- **Given passage**:
____
Ziggurat Zagger
Posts: 6454
Joined: Tuesday, 30th October 2012, 19:06
IDing and scrolls
There's a couple reasons for this, but chief among them are:
1. Important tactical scrolls aren't rare (And therefore aren't a big deal to waste)
2. Important strategic scrolls aren't rare (And therefore aren't a big deal to waste)
3. Bad scroll effects are temporary (or at least easy to remove)
4. Rare scrolls aren't that important (And therefore aren't a big deal to waste)
5. Important and rare scrolls aren't really wasteable (Acquirement is always useful the moment you get it, and should you happen across an EW3 early enough to 'waste' it on an early weapon, it's still not a terrible waste, because there's plenty of EW1 & 2, and having a more powerful weapon early is a good thing)
What I propose is this:
We make there be some categories of scrolls which *are* a big deal to waste. What i would like to see is for the enchant scrolls to become altogether rarer, and have larger effects (They don't have a large enough effect individually to become rare as is)
If each enchant scroll was 5 times more powerful and occurred 1/5th as often, it would be a rather important scroll, and wasting it by read-iding it early would be a fairly large oppourtunity cost.
The problem I see with this, and what I think would be a good solution:
1. Currently, ID scrolls are pretty taxed on IDing your potions in a timely fashion, if it became important or relevant to use ID scrolls on scrolls as well as potions, you'd deprive yourself of some very important scrolls and/or potions early, making yourself dead a lot more often. This could be fixed by increasing the number of ID scrolls, but that pretty much defeats the purpose of having them in the first place, and at some point everything is ID'd and your still flooded with ID scrolls, which is annoying. My preference here is to introduce additional situation ways to ID scrolls/potions, similar to how you can ID jewelry by getting into the right situation. For example taking fire damage could ID immolation, being teleported or fighting a blink frog could ID blinking and/or teleport, etc. This allows you to gradually learn what the consumables are, without either tediously use-IDing them in a safe situation or having to flood the game with ID scrolls (In fact with sufficient ID mechanisms in place ID scrolls could be reduced to uncommon or rare, and used for more unusual items)
____
- **Data shown**:
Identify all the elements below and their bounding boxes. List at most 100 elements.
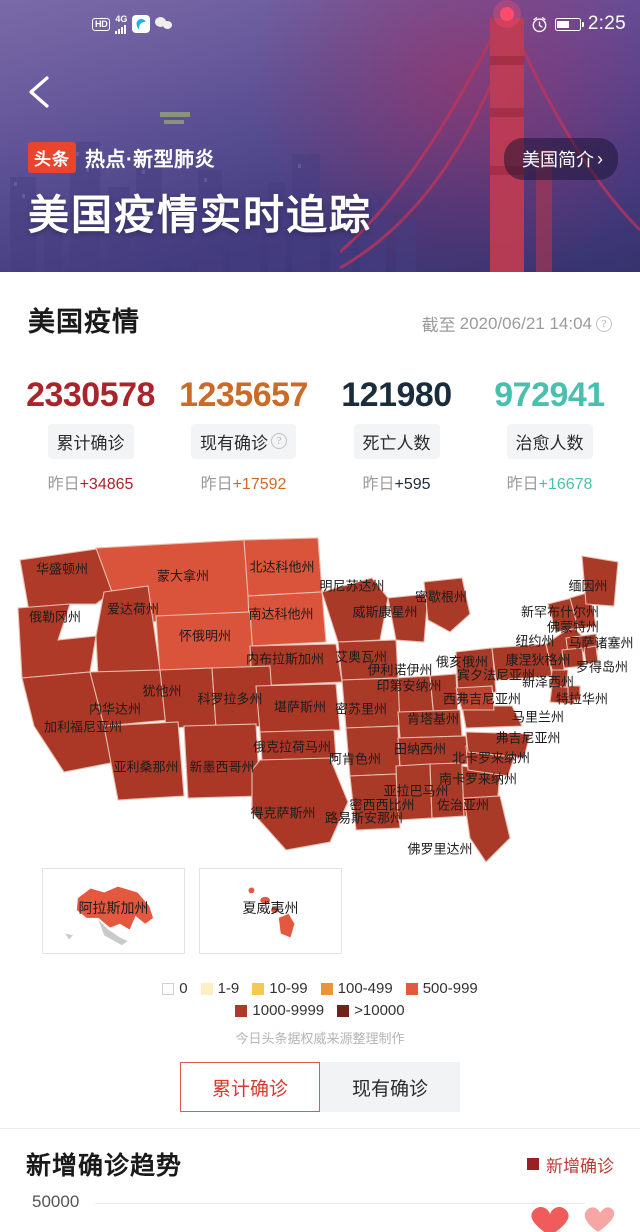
____
- **What you are asked to do**: Write out the full post on IDing and scrolls word for word, from its first line to its last.

- **Exercise output**:
Ziggurat Zagger
Posts: 6454
Joined: Tuesday, 30th October 2012, 19:06
IDing and scrolls
There's a couple reasons for this, but chief among them are:
1. Important tactical scrolls aren't rare (And therefore aren't a big deal to waste)
2. Important strategic scrolls aren't rare (And therefore aren't a big deal to waste)
3. Bad scroll effects are temporary (or at least easy to remove)
4. Rare scrolls aren't that important (And therefore aren't a big deal to waste)
5. Important and rare scrolls aren't really wasteable (Acquirement is always useful the moment you get it, and should you happen across an EW3 early enough to 'waste' it on an early weapon, it's still not a terrible waste, because there's plenty of EW1 & 2, and having a more powerful weapon early is a good thing)
What I propose is this:
We make there be some categories of scrolls which *are* a big deal to waste. What i would like to see is for the enchant scrolls to become altogether rarer, and have larger effects (They don't have a large enough effect individually to become rare as is)
If each enchant scroll was 5 times more powerful and occurred 1/5th as often, it would be a rather important scroll, and wasting it by read-iding it early would be a fairly large oppourtunity cost.
The problem I see with this, and what I think would be a good solution:
1. Currently, ID scrolls are pretty taxed on IDing your potions in a timely fashion, if it became important or relevant to use ID scrolls on scrolls as well as potions, you'd deprive yourself of some very important scrolls and/or potions early, making yourself dead a lot more often. This could be fixed by increasing the number of ID scrolls, but that pretty much defeats the purpose of having them in the first place, and at some point everything is ID'd and your still flooded with ID scrolls, which is annoying. My preference here is to introduce additional situation ways to ID scrolls/potions, similar to how you can ID jewelry by getting into the right situation. For example taking fire damage could ID immolation, being teleported or fighting a blink frog could ID blinking and/or teleport, etc. This allows you to gradually learn what the consumables are, without either tediously use-IDing them in a safe situation or having to flood the game with ID scrolls (In fact with sufficient ID mechanisms in place ID scrolls could be reduced to uncommon or rare, and used for more unusual items)